**Requirement:** Gather up the lines with the word "Voltage" in them.

**Dataset content:**
============
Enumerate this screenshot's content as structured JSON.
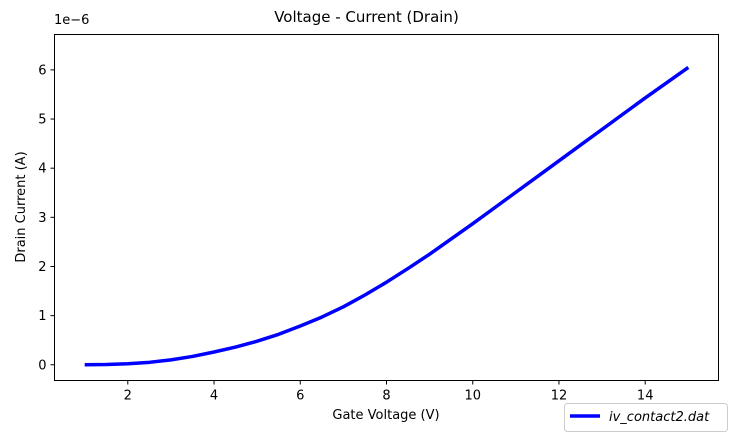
{
  "chart_data": {
    "type": "line",
    "title": "Voltage - Current (Drain)",
    "xlabel": "Gate Voltage (V)",
    "ylabel": "Drain Current (A)",
    "y_offset_label": "1e−6",
    "y_multiplier": 1e-06,
    "xlim": [
      0.3,
      15.7
    ],
    "ylim": [
      -0.32,
      6.72
    ],
    "x_ticks": [
      2,
      4,
      6,
      8,
      10,
      12,
      14
    ],
    "y_ticks": [
      0,
      1,
      2,
      3,
      4,
      5,
      6
    ],
    "grid": false,
    "legend_position": "bottom-right, outside plot area",
    "series": [
      {
        "name": "iv_contact2.dat",
        "color": "#0000ff",
        "x": [
          1.0,
          1.5,
          2.0,
          2.5,
          3.0,
          3.5,
          4.0,
          4.5,
          5.0,
          5.5,
          6.0,
          6.5,
          7.0,
          7.5,
          8.0,
          8.5,
          9.0,
          9.5,
          10.0,
          10.5,
          11.0,
          11.5,
          12.0,
          12.5,
          13.0,
          13.5,
          14.0,
          14.5,
          15.0
        ],
        "y": [
          0.0,
          0.005,
          0.02,
          0.05,
          0.1,
          0.17,
          0.26,
          0.36,
          0.48,
          0.62,
          0.79,
          0.97,
          1.18,
          1.42,
          1.68,
          1.96,
          2.25,
          2.56,
          2.87,
          3.19,
          3.51,
          3.83,
          4.15,
          4.47,
          4.79,
          5.11,
          5.43,
          5.74,
          6.05
        ]
      }
    ]
  }
}
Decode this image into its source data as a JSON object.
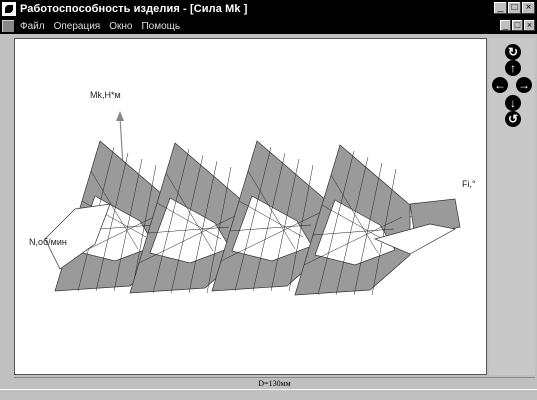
{
  "window": {
    "title": "Работоспособность изделия - [Сила Mk ]",
    "minimize": "_",
    "maximize": "□",
    "close": "×"
  },
  "menu": {
    "items": [
      "Файл",
      "Операция",
      "Окно",
      "Помощь"
    ],
    "mdi_minimize": "_",
    "mdi_restore": "□",
    "mdi_close": "×"
  },
  "plot": {
    "y_axis_label": "Mk,Н*м",
    "x_axis_label": "Fi,°",
    "z_axis_label": "N,об/мин",
    "surface_color": "#9a9a9a",
    "surface_light": "#ffffff"
  },
  "nav": {
    "rotate_cw": "↻",
    "up": "↑",
    "left": "←",
    "right": "→",
    "down": "↓",
    "rotate_ccw": "↺"
  },
  "status": {
    "text": "D=130мм"
  }
}
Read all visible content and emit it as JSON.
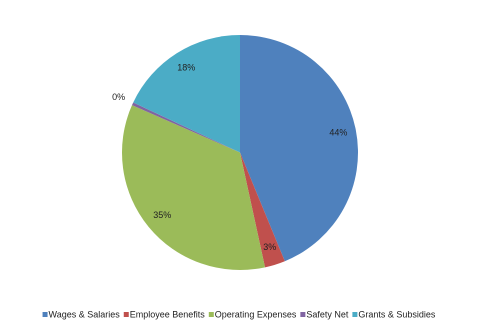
{
  "chart_data": {
    "type": "pie",
    "categories": [
      "Wages & Salaries",
      "Employee Benefits",
      "Operating Expenses",
      "Safety Net",
      "Grants & Subsidies"
    ],
    "values": [
      43.8,
      2.8,
      35.0,
      0.4,
      18.0
    ],
    "value_labels": [
      "44%",
      "3%",
      "35%",
      "0%",
      "18%"
    ],
    "colors": [
      "#4f81bd",
      "#c0504d",
      "#9bbb59",
      "#8064a2",
      "#4bacc6"
    ],
    "legend": "bottom"
  }
}
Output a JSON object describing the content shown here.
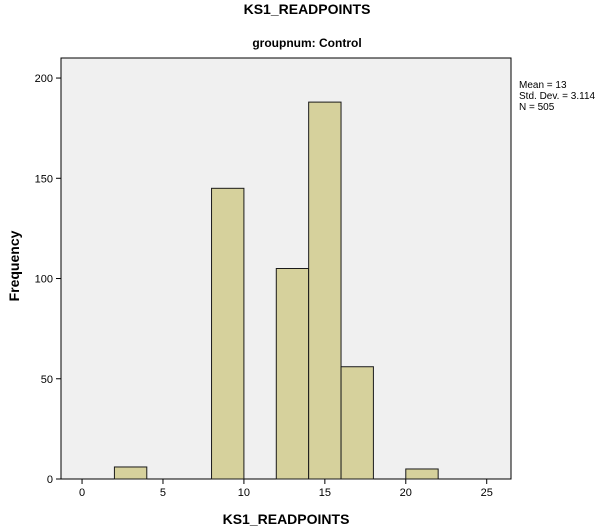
{
  "chart_data": {
    "type": "bar",
    "title": "KS1_READPOINTS",
    "subtitle": "groupnum: Control",
    "xlabel": "KS1_READPOINTS",
    "ylabel": "Frequency",
    "xlim": [
      -1.3,
      26.5
    ],
    "ylim": [
      0,
      210
    ],
    "xticks": [
      0,
      5,
      10,
      15,
      20,
      25
    ],
    "yticks": [
      0,
      50,
      100,
      150,
      200
    ],
    "grid": false,
    "bin_width": 2,
    "bins": [
      {
        "start": 2,
        "end": 4,
        "count": 6
      },
      {
        "start": 8,
        "end": 10,
        "count": 145
      },
      {
        "start": 12,
        "end": 14,
        "count": 105
      },
      {
        "start": 14,
        "end": 16,
        "count": 188
      },
      {
        "start": 16,
        "end": 18,
        "count": 56
      },
      {
        "start": 20,
        "end": 22,
        "count": 5
      }
    ],
    "stats": {
      "mean": "Mean = 13",
      "std_dev": "Std. Dev. = 3.114",
      "n": "N = 505"
    },
    "colors": {
      "bar_fill": "#d6d19c",
      "bar_stroke": "#1a1a1a",
      "plot_background": "#f0f0f0"
    }
  }
}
============
**The output:**
    "title": "Voltage - Current (Drain)",
    "xlabel": "Gate Voltage (V)",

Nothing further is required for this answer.